Write out all entries word for word.

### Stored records
-- Opening Marker --

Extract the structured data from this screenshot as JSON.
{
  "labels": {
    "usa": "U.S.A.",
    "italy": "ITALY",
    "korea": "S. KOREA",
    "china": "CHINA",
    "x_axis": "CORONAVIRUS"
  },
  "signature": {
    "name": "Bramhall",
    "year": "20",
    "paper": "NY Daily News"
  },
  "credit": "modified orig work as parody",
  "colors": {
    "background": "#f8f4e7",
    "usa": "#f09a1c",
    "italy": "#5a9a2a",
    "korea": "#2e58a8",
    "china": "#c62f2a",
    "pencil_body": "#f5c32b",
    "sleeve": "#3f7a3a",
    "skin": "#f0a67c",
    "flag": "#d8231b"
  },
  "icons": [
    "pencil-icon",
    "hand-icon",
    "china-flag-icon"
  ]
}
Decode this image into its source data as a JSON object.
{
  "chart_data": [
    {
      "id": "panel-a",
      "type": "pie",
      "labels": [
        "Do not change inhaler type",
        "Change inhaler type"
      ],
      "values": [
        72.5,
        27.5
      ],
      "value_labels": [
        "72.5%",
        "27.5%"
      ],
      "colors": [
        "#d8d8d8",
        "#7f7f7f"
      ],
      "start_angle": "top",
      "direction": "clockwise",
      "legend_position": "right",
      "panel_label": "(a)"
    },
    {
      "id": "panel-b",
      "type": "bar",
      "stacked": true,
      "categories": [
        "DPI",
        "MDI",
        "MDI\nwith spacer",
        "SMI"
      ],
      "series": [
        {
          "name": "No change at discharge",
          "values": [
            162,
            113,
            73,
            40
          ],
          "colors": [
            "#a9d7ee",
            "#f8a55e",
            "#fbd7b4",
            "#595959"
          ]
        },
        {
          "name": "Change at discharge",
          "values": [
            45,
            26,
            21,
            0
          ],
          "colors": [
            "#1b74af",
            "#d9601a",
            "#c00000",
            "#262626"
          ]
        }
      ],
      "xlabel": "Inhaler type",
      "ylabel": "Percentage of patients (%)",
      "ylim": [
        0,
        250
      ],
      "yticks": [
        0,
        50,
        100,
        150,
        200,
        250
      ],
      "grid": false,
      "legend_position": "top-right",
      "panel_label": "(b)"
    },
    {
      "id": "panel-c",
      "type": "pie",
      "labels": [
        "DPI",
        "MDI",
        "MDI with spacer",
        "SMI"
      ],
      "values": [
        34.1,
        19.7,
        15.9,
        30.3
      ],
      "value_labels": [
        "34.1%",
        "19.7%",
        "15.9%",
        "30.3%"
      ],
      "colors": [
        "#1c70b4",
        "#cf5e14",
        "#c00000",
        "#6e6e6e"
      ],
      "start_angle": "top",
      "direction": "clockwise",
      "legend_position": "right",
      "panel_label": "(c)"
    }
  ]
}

-- Closing Marker --

### WORKED SOLUTION
Extract the structured data from this screenshot as JSON.
{
  "labels": {
    "usa": "U.S.A.",
    "italy": "ITALY",
    "korea": "S. KOREA",
    "china": "CHINA",
    "x_axis": "CORONAVIRUS"
  },
  "signature": {
    "name": "Bramhall",
    "year": "20",
    "paper": "NY Daily News"
  },
  "credit": "modified orig work as parody",
  "colors": {
    "background": "#f8f4e7",
    "usa": "#f09a1c",
    "italy": "#5a9a2a",
    "korea": "#2e58a8",
    "china": "#c62f2a",
    "pencil_body": "#f5c32b",
    "sleeve": "#3f7a3a",
    "skin": "#f0a67c",
    "flag": "#d8231b"
  },
  "icons": [
    "pencil-icon",
    "hand-icon",
    "china-flag-icon"
  ]
}
Decode this image into its source data as a JSON object.
{
  "chart_data": [
    {
      "id": "panel-a",
      "type": "pie",
      "labels": [
        "Do not change inhaler type",
        "Change inhaler type"
      ],
      "values": [
        72.5,
        27.5
      ],
      "value_labels": [
        "72.5%",
        "27.5%"
      ],
      "colors": [
        "#d8d8d8",
        "#7f7f7f"
      ],
      "start_angle": "top",
      "direction": "clockwise",
      "legend_position": "right",
      "panel_label": "(a)"
    },
    {
      "id": "panel-b",
      "type": "bar",
      "stacked": true,
      "categories": [
        "DPI",
        "MDI",
        "MDI\nwith spacer",
        "SMI"
      ],
      "series": [
        {
          "name": "No change at discharge",
          "values": [
            162,
            113,
            73,
            40
          ],
          "colors": [
            "#a9d7ee",
            "#f8a55e",
            "#fbd7b4",
            "#595959"
          ]
        },
        {
          "name": "Change at discharge",
          "values": [
            45,
            26,
            21,
            0
          ],
          "colors": [
            "#1b74af",
            "#d9601a",
            "#c00000",
            "#262626"
          ]
        }
      ],
      "xlabel": "Inhaler type",
      "ylabel": "Percentage of patients (%)",
      "ylim": [
        0,
        250
      ],
      "yticks": [
        0,
        50,
        100,
        150,
        200,
        250
      ],
      "grid": false,
      "legend_position": "top-right",
      "panel_label": "(b)"
    },
    {
      "id": "panel-c",
      "type": "pie",
      "labels": [
        "DPI",
        "MDI",
        "MDI with spacer",
        "SMI"
      ],
      "values": [
        34.1,
        19.7,
        15.9,
        30.3
      ],
      "value_labels": [
        "34.1%",
        "19.7%",
        "15.9%",
        "30.3%"
      ],
      "colors": [
        "#1c70b4",
        "#cf5e14",
        "#c00000",
        "#6e6e6e"
      ],
      "start_angle": "top",
      "direction": "clockwise",
      "legend_position": "right",
      "panel_label": "(c)"
    }
  ]
}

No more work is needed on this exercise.